▶ _What is being asked_
List each line of the data that holds the word "title".

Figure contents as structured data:
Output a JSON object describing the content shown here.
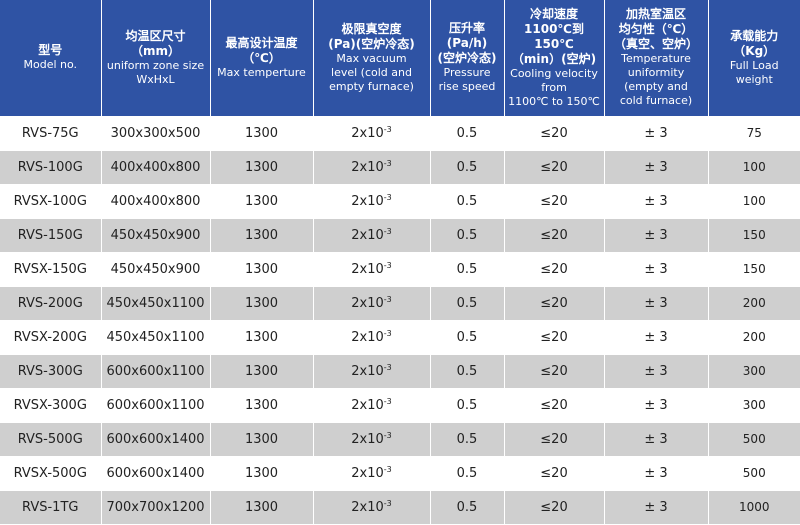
{
  "headers": [
    {
      "zh": "型号",
      "en": [
        "Model no."
      ]
    },
    {
      "zh": "均温区尺寸",
      "zh2": "（mm）",
      "en": [
        "uniform zone size",
        "WxHxL"
      ]
    },
    {
      "zh": "最高设计温度",
      "zh2": "（℃）",
      "en": [
        "Max temperture"
      ]
    },
    {
      "zh": "极限真空度",
      "zh2": "(Pa)(空炉冷态)",
      "en": [
        "Max vacuum",
        "level (cold and",
        "empty furnace)"
      ]
    },
    {
      "zh": "压升率",
      "zh2": "(Pa/h)",
      "zh3": "(空炉冷态)",
      "en": [
        "Pressure",
        "rise speed"
      ]
    },
    {
      "zh": "冷却速度",
      "zh2": "1100℃到150℃",
      "zh3": "（min）(空炉)",
      "en": [
        "Cooling velocity",
        "from",
        "1100℃ to 150℃"
      ]
    },
    {
      "zh": "加热室温区",
      "zh2": "均匀性（℃）",
      "zh3": "（真空、空炉）",
      "en": [
        "Temperature",
        "uniformity",
        "(empty and",
        "cold furnace)"
      ]
    },
    {
      "zh": "承载能力",
      "zh2": "（Kg）",
      "en": [
        "Full Load",
        "weight"
      ]
    }
  ],
  "vacuum_base": "2x10",
  "vacuum_exp": "-3",
  "rows": [
    {
      "model": "RVS-75G",
      "size": "300x300x500",
      "temp": "1300",
      "pressure": "0.5",
      "cooling": "≤20",
      "uniformity": "± 3",
      "load": "75"
    },
    {
      "model": "RVS-100G",
      "size": "400x400x800",
      "temp": "1300",
      "pressure": "0.5",
      "cooling": "≤20",
      "uniformity": "± 3",
      "load": "100"
    },
    {
      "model": "RVSX-100G",
      "size": "400x400x800",
      "temp": "1300",
      "pressure": "0.5",
      "cooling": "≤20",
      "uniformity": "± 3",
      "load": "100"
    },
    {
      "model": "RVS-150G",
      "size": "450x450x900",
      "temp": "1300",
      "pressure": "0.5",
      "cooling": "≤20",
      "uniformity": "± 3",
      "load": "150"
    },
    {
      "model": "RVSX-150G",
      "size": "450x450x900",
      "temp": "1300",
      "pressure": "0.5",
      "cooling": "≤20",
      "uniformity": "± 3",
      "load": "150"
    },
    {
      "model": "RVS-200G",
      "size": "450x450x1100",
      "temp": "1300",
      "pressure": "0.5",
      "cooling": "≤20",
      "uniformity": "± 3",
      "load": "200"
    },
    {
      "model": "RVSX-200G",
      "size": "450x450x1100",
      "temp": "1300",
      "pressure": "0.5",
      "cooling": "≤20",
      "uniformity": "± 3",
      "load": "200"
    },
    {
      "model": "RVS-300G",
      "size": "600x600x1100",
      "temp": "1300",
      "pressure": "0.5",
      "cooling": "≤20",
      "uniformity": "± 3",
      "load": "300"
    },
    {
      "model": "RVSX-300G",
      "size": "600x600x1100",
      "temp": "1300",
      "pressure": "0.5",
      "cooling": "≤20",
      "uniformity": "± 3",
      "load": "300"
    },
    {
      "model": "RVS-500G",
      "size": "600x600x1400",
      "temp": "1300",
      "pressure": "0.5",
      "cooling": "≤20",
      "uniformity": "± 3",
      "load": "500"
    },
    {
      "model": "RVSX-500G",
      "size": "600x600x1400",
      "temp": "1300",
      "pressure": "0.5",
      "cooling": "≤20",
      "uniformity": "± 3",
      "load": "500"
    },
    {
      "model": "RVS-1TG",
      "size": "700x700x1200",
      "temp": "1300",
      "pressure": "0.5",
      "cooling": "≤20",
      "uniformity": "± 3",
      "load": "1000"
    }
  ],
  "colors": {
    "header_bg": "#2f53a4",
    "header_text": "#ffffff",
    "row_alt": "#cfcfcf",
    "row_base": "#ffffff",
    "cell_text": "#222222"
  }
}
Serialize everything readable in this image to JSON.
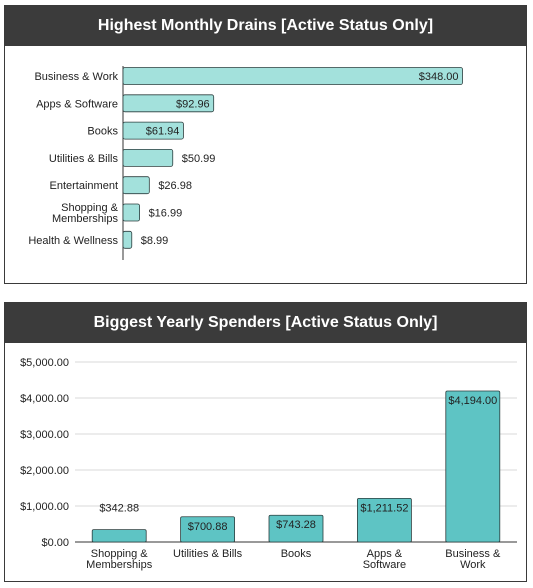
{
  "colors": {
    "bar_monthly": "#a3e1dc",
    "bar_yearly": "#5ec4c4",
    "bar_stroke": "#2c3e3e",
    "header_bg": "#3b3b3b",
    "grid": "#d9d9d9"
  },
  "chart_data": [
    {
      "type": "bar",
      "orientation": "horizontal",
      "title": "Highest Monthly Drains [Active Status Only]",
      "categories": [
        [
          "Business & Work"
        ],
        [
          "Apps & Software"
        ],
        [
          "Books"
        ],
        [
          "Utilities & Bills"
        ],
        [
          "Entertainment"
        ],
        [
          "Shopping &",
          "Memberships"
        ],
        [
          "Health & Wellness"
        ]
      ],
      "values": [
        348.0,
        92.96,
        61.94,
        50.99,
        26.98,
        16.99,
        8.99
      ],
      "data_labels": [
        "$348.00",
        "$92.96",
        "$61.94",
        "$50.99",
        "$26.98",
        "$16.99",
        "$8.99"
      ],
      "xlim": [
        0,
        410
      ],
      "grid": false
    },
    {
      "type": "bar",
      "orientation": "vertical",
      "title": "Biggest Yearly Spenders [Active Status Only]",
      "categories": [
        [
          "Shopping &",
          "Memberships"
        ],
        [
          "Utilities & Bills"
        ],
        [
          "Books"
        ],
        [
          "Apps &",
          "Software"
        ],
        [
          "Business &",
          "Work"
        ]
      ],
      "values": [
        342.88,
        700.88,
        743.28,
        1211.52,
        4194.0
      ],
      "data_labels": [
        "$342.88",
        "$700.88",
        "$743.28",
        "$1,211.52",
        "$4,194.00"
      ],
      "ylim": [
        0,
        5000
      ],
      "yticks": [
        0,
        1000,
        2000,
        3000,
        4000,
        5000
      ],
      "ytick_labels": [
        "$0.00",
        "$1,000.00",
        "$2,000.00",
        "$3,000.00",
        "$4,000.00",
        "$5,000.00"
      ],
      "grid": true
    }
  ]
}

▶ _Task answer_
      "title": "Highest Monthly Drains [Active Status Only]",
      "title": "Biggest Yearly Spenders [Active Status Only]",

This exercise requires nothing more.